• **STATED GOAL**: Print verbatim every line starting at the one that contains "What's the underlying" and ending at the final line of the records; include both endpoints.

• **DATA SECTION**:
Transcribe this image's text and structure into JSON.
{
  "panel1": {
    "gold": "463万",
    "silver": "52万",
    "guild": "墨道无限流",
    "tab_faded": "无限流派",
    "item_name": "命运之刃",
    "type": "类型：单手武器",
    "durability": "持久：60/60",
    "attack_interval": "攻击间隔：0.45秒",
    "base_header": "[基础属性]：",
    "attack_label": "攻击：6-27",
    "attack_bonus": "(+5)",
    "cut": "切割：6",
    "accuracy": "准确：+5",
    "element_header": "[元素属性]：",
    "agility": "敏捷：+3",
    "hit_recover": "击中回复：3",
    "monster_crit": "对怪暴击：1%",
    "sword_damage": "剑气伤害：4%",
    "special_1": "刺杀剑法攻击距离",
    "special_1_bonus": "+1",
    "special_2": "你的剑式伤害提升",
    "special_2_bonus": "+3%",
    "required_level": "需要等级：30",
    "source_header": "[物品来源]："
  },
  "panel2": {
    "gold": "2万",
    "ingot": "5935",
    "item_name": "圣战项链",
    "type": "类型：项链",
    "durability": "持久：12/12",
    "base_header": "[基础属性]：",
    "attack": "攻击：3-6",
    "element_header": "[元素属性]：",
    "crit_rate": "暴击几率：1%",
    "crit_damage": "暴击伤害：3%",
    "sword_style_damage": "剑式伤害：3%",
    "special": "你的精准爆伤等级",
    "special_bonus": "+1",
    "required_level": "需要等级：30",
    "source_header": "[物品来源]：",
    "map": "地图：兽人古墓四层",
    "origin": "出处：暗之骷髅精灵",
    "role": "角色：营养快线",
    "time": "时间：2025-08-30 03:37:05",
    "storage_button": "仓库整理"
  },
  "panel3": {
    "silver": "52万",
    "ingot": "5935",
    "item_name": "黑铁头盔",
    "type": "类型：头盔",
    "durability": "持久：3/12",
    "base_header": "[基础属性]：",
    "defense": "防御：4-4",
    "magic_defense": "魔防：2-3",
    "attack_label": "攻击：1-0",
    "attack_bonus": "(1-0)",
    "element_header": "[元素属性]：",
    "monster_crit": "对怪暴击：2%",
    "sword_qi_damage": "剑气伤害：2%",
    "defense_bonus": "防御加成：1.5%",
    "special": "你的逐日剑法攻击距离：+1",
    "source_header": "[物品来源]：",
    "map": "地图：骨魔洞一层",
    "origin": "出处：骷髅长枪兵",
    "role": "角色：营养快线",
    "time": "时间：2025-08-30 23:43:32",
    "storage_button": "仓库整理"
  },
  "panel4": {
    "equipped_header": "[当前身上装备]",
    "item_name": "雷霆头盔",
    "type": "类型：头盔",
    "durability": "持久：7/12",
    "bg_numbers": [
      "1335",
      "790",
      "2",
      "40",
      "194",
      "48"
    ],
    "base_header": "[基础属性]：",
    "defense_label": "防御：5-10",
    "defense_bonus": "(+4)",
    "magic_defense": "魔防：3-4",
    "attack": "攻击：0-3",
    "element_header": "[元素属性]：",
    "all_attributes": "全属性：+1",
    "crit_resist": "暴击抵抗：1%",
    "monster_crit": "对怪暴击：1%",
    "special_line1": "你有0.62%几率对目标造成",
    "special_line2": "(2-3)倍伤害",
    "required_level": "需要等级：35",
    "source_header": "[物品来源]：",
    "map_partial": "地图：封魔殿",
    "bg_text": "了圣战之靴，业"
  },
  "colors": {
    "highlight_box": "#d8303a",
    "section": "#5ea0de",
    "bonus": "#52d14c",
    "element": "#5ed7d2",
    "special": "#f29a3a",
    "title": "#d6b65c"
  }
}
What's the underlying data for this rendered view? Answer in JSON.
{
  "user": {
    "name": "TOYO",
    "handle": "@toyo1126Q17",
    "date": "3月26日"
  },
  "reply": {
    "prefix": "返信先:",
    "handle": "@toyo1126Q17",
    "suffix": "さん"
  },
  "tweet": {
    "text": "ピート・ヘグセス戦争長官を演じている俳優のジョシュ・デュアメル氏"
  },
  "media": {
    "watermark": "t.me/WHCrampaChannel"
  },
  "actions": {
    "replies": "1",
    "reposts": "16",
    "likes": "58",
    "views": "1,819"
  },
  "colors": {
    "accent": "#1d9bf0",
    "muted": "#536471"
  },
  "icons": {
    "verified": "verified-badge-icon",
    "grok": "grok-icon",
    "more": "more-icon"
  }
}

• **WRITTEN SOLUTION**:
What's the underlying data for this rendered view? Answer in JSON.
{
  "user": {
    "name": "TOYO",
    "handle": "@toyo1126Q17",
    "date": "3月26日"
  },
  "reply": {
    "prefix": "返信先:",
    "handle": "@toyo1126Q17",
    "suffix": "さん"
  },
  "tweet": {
    "text": "ピート・ヘグセス戦争長官を演じている俳優のジョシュ・デュアメル氏"
  },
  "media": {
    "watermark": "t.me/WHCrampaChannel"
  },
  "actions": {
    "replies": "1",
    "reposts": "16",
    "likes": "58",
    "views": "1,819"
  },
  "colors": {
    "accent": "#1d9bf0",
    "muted": "#536471"
  },
  "icons": {
    "verified": "verified-badge-icon",
    "grok": "grok-icon",
    "more": "more-icon"
  }
}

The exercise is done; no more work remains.